(Provided data):
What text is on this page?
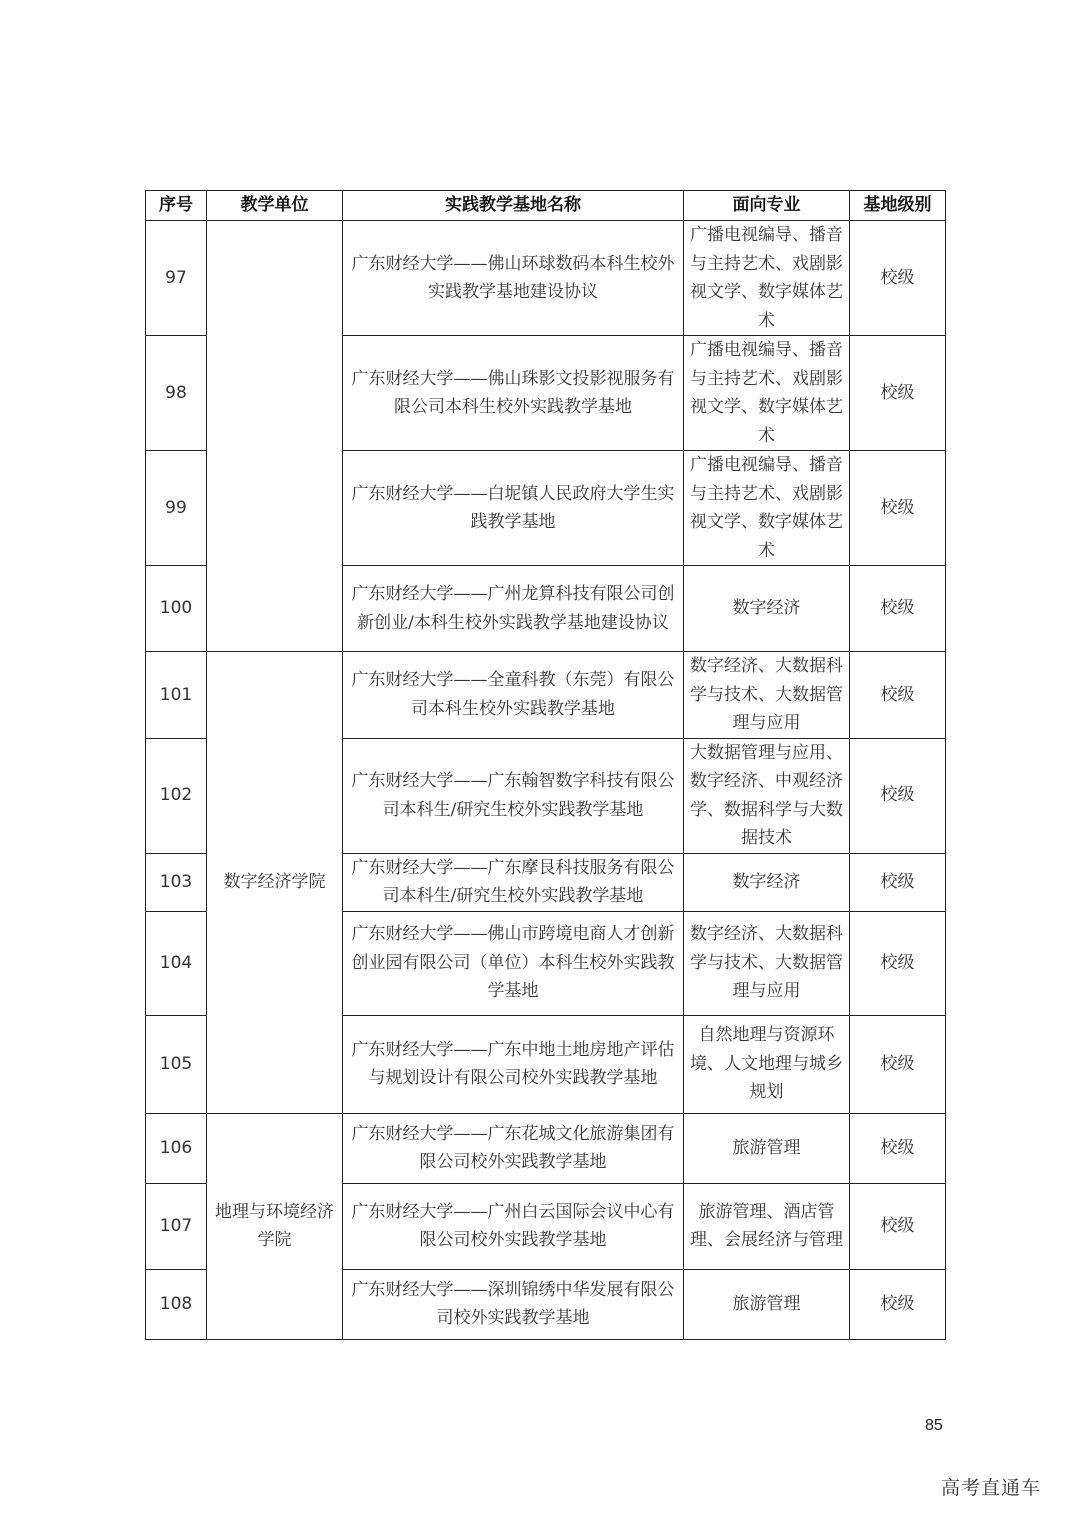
序号	教学单位	实践教学基地名称	面向专业	基地级别
97		广东财经大学——佛山环球数码本科生校外实践教学基地建设协议	广播电视编导、播音与主持艺术、戏剧影视文学、数字媒体艺术	校级
98		广东财经大学——佛山珠影文投影视服务有限公司本科生校外实践教学基地	广播电视编导、播音与主持艺术、戏剧影视文学、数字媒体艺术	校级
99		广东财经大学——白坭镇人民政府大学生实践教学基地	广播电视编导、播音与主持艺术、戏剧影视文学、数字媒体艺术	校级
100		广东财经大学——广州龙算科技有限公司创新创业/本科生校外实践教学基地建设协议	数字经济	校级
101	数字经济学院	广东财经大学——全童科教（东莞）有限公司本科生校外实践教学基地	数字经济、大数据科学与技术、大数据管理与应用	校级
102		广东财经大学——广东翰智数字科技有限公司本科生/研究生校外实践教学基地	大数据管理与应用、数字经济、中观经济学、数据科学与大数据技术	校级
103		广东财经大学——广东摩艮科技服务有限公司本科生/研究生校外实践教学基地	数字经济	校级
104		广东财经大学——佛山市跨境电商人才创新创业园有限公司（单位）本科生校外实践教学基地	数字经济、大数据科学与技术、大数据管理与应用	校级
105		广东财经大学——广东中地土地房地产评估与规划设计有限公司校外实践教学基地	自然地理与资源环境、人文地理与城乡规划	校级
106	地理与环境经济学院	广东财经大学——广东花城文化旅游集团有限公司校外实践教学基地	旅游管理	校级
107		广东财经大学——广州白云国际会议中心有限公司校外实践教学基地	旅游管理、酒店管理、会展经济与管理	校级
108		广东财经大学——深圳锦绣中华发展有限公司校外实践教学基地	旅游管理	校级
85
高考直通车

(What is asked): Your copy of the data should match it exactly, except that pictures are left out.

(Problem solution):
What text is on this page?
序号	教学单位	实践教学基地名称	面向专业	基地级别
97		广东财经大学——佛山环球数码本科生校外实践教学基地建设协议	广播电视编导、播音与主持艺术、戏剧影视文学、数字媒体艺术	校级
98		广东财经大学——佛山珠影文投影视服务有限公司本科生校外实践教学基地	广播电视编导、播音与主持艺术、戏剧影视文学、数字媒体艺术	校级
99		广东财经大学——白坭镇人民政府大学生实践教学基地	广播电视编导、播音与主持艺术、戏剧影视文学、数字媒体艺术	校级
100		广东财经大学——广州龙算科技有限公司创新创业/本科生校外实践教学基地建设协议	数字经济	校级
101	数字经济学院	广东财经大学——全童科教（东莞）有限公司本科生校外实践教学基地	数字经济、大数据科学与技术、大数据管理与应用	校级
102		广东财经大学——广东翰智数字科技有限公司本科生/研究生校外实践教学基地	大数据管理与应用、数字经济、中观经济学、数据科学与大数据技术	校级
103		广东财经大学——广东摩艮科技服务有限公司本科生/研究生校外实践教学基地	数字经济	校级
104		广东财经大学——佛山市跨境电商人才创新创业园有限公司（单位）本科生校外实践教学基地	数字经济、大数据科学与技术、大数据管理与应用	校级
105		广东财经大学——广东中地土地房地产评估与规划设计有限公司校外实践教学基地	自然地理与资源环境、人文地理与城乡规划	校级
106	地理与环境经济学院	广东财经大学——广东花城文化旅游集团有限公司校外实践教学基地	旅游管理	校级
107		广东财经大学——广州白云国际会议中心有限公司校外实践教学基地	旅游管理、酒店管理、会展经济与管理	校级
108		广东财经大学——深圳锦绣中华发展有限公司校外实践教学基地	旅游管理	校级
85
高考直通车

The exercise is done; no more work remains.